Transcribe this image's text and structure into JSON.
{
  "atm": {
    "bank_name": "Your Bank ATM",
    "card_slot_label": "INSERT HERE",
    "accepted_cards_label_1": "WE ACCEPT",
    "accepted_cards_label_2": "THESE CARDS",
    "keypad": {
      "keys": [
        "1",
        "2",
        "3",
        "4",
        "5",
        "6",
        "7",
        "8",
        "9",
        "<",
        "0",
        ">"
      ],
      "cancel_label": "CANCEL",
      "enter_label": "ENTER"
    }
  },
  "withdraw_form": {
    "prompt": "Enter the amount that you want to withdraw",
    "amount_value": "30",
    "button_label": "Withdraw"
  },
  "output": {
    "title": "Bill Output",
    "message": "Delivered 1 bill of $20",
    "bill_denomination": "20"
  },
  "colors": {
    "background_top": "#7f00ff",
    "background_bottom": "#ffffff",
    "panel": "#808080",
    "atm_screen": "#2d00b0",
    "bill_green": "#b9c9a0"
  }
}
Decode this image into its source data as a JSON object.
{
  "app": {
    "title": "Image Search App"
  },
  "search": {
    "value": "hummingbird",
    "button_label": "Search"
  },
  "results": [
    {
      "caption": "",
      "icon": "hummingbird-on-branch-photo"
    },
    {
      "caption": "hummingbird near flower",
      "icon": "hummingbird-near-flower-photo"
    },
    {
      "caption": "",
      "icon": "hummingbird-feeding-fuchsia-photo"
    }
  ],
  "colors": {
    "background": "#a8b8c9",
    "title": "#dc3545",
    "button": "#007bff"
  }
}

☆ ☆ ☆ ☆

• _SET TASK_
In the material above, show every line where the word "into" turns up.

• _CORRECT RESULT_
Transcribe this image's text and structure into JSON.
Decode this image into its source data as a JSON object.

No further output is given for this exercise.